Record set:
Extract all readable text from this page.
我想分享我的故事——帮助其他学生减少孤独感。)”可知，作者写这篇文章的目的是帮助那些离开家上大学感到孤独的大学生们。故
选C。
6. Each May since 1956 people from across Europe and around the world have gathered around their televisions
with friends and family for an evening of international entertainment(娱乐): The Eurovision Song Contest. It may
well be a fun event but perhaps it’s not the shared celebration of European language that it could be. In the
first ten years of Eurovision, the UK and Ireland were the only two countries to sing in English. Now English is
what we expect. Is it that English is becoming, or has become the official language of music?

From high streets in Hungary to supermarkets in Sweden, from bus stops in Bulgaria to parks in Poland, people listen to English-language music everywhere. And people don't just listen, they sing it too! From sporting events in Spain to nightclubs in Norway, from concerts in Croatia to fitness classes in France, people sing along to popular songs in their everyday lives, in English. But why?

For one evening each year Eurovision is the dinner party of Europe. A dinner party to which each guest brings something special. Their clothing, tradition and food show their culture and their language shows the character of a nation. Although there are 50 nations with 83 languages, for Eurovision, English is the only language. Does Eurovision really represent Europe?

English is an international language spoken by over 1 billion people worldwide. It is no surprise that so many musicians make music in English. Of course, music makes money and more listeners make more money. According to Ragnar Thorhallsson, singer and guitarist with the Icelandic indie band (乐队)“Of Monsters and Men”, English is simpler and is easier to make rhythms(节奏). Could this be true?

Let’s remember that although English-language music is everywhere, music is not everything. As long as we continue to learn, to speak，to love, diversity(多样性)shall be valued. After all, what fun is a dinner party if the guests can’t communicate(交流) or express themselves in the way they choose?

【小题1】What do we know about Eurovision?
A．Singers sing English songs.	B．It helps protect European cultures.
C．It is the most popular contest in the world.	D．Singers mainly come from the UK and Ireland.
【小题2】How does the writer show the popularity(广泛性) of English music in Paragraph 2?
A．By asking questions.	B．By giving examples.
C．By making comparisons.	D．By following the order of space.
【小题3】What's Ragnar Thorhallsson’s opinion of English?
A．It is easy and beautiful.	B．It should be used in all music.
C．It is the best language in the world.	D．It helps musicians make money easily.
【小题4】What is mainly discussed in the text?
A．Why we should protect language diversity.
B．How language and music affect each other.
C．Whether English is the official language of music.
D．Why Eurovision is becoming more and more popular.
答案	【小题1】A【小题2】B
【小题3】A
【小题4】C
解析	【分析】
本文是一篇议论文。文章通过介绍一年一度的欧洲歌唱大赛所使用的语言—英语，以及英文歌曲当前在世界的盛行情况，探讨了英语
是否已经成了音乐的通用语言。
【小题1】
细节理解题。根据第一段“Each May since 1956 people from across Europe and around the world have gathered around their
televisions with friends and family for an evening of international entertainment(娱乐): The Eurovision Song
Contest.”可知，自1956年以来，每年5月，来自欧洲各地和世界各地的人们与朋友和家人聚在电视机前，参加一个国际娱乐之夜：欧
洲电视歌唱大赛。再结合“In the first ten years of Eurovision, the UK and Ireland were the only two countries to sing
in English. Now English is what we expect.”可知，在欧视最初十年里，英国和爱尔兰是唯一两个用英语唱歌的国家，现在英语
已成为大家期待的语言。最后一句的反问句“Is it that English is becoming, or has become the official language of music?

The request:
Copy out the whole listing exactly; please set it all down.

Written answer:
Extract all readable text from this page.
我想分享我的故事——帮助其他学生减少孤独感。)”可知，作者写这篇文章的目的是帮助那些离开家上大学感到孤独的大学生们。故
选C。
6. Each May since 1956 people from across Europe and around the world have gathered around their televisions
with friends and family for an evening of international entertainment(娱乐): The Eurovision Song Contest. It may
well be a fun event but perhaps it’s not the shared celebration of European language that it could be. In the
first ten years of Eurovision, the UK and Ireland were the only two countries to sing in English. Now English is
what we expect. Is it that English is becoming, or has become the official language of music?

From high streets in Hungary to supermarkets in Sweden, from bus stops in Bulgaria to parks in Poland, people listen to English-language music everywhere. And people don't just listen, they sing it too! From sporting events in Spain to nightclubs in Norway, from concerts in Croatia to fitness classes in France, people sing along to popular songs in their everyday lives, in English. But why?

For one evening each year Eurovision is the dinner party of Europe. A dinner party to which each guest brings something special. Their clothing, tradition and food show their culture and their language shows the character of a nation. Although there are 50 nations with 83 languages, for Eurovision, English is the only language. Does Eurovision really represent Europe?

English is an international language spoken by over 1 billion people worldwide. It is no surprise that so many musicians make music in English. Of course, music makes money and more listeners make more money. According to Ragnar Thorhallsson, singer and guitarist with the Icelandic indie band (乐队)“Of Monsters and Men”, English is simpler and is easier to make rhythms(节奏). Could this be true?

Let’s remember that although English-language music is everywhere, music is not everything. As long as we continue to learn, to speak，to love, diversity(多样性)shall be valued. After all, what fun is a dinner party if the guests can’t communicate(交流) or express themselves in the way they choose?

【小题1】What do we know about Eurovision?
A．Singers sing English songs.	B．It helps protect European cultures.
C．It is the most popular contest in the world.	D．Singers mainly come from the UK and Ireland.
【小题2】How does the writer show the popularity(广泛性) of English music in Paragraph 2?
A．By asking questions.	B．By giving examples.
C．By making comparisons.	D．By following the order of space.
【小题3】What's Ragnar Thorhallsson’s opinion of English?
A．It is easy and beautiful.	B．It should be used in all music.
C．It is the best language in the world.	D．It helps musicians make money easily.
【小题4】What is mainly discussed in the text?
A．Why we should protect language diversity.
B．How language and music affect each other.
C．Whether English is the official language of music.
D．Why Eurovision is becoming more and more popular.
答案	【小题1】A【小题2】B
【小题3】A
【小题4】C
解析	【分析】
本文是一篇议论文。文章通过介绍一年一度的欧洲歌唱大赛所使用的语言—英语，以及英文歌曲当前在世界的盛行情况，探讨了英语
是否已经成了音乐的通用语言。
【小题1】
细节理解题。根据第一段“Each May since 1956 people from across Europe and around the world have gathered around their
televisions with friends and family for an evening of international entertainment(娱乐): The Eurovision Song
Contest.”可知，自1956年以来，每年5月，来自欧洲各地和世界各地的人们与朋友和家人聚在电视机前，参加一个国际娱乐之夜：欧
洲电视歌唱大赛。再结合“In the first ten years of Eurovision, the UK and Ireland were the only two countries to sing
in English. Now English is what we expect.”可知，在欧视最初十年里，英国和爱尔兰是唯一两个用英语唱歌的国家，现在英语
已成为大家期待的语言。最后一句的反问句“Is it that English is becoming, or has become the official language of music?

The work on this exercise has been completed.